**Input for this task**:

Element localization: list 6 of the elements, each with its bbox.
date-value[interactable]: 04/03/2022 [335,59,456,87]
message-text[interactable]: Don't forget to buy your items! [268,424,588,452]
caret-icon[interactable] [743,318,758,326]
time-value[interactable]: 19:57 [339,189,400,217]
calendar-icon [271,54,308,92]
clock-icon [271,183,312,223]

**Given exercise**: Put the material above into a JSON array of strings, one string per line in the original order, leaving out blank lines.

**Result of the task**:
[
  "Element localization: list 6 of the elements, each with its bbox.",
  "date-value[interactable]: 04/03/2022 [335,59,456,87]",
  "message-text[interactable]: Don't forget to buy your items! [268,424,588,452]",
  "caret-icon[interactable] [743,318,758,326]",
  "time-value[interactable]: 19:57 [339,189,400,217]",
  "calendar-icon [271,54,308,92]",
  "clock-icon [271,183,312,223]"
]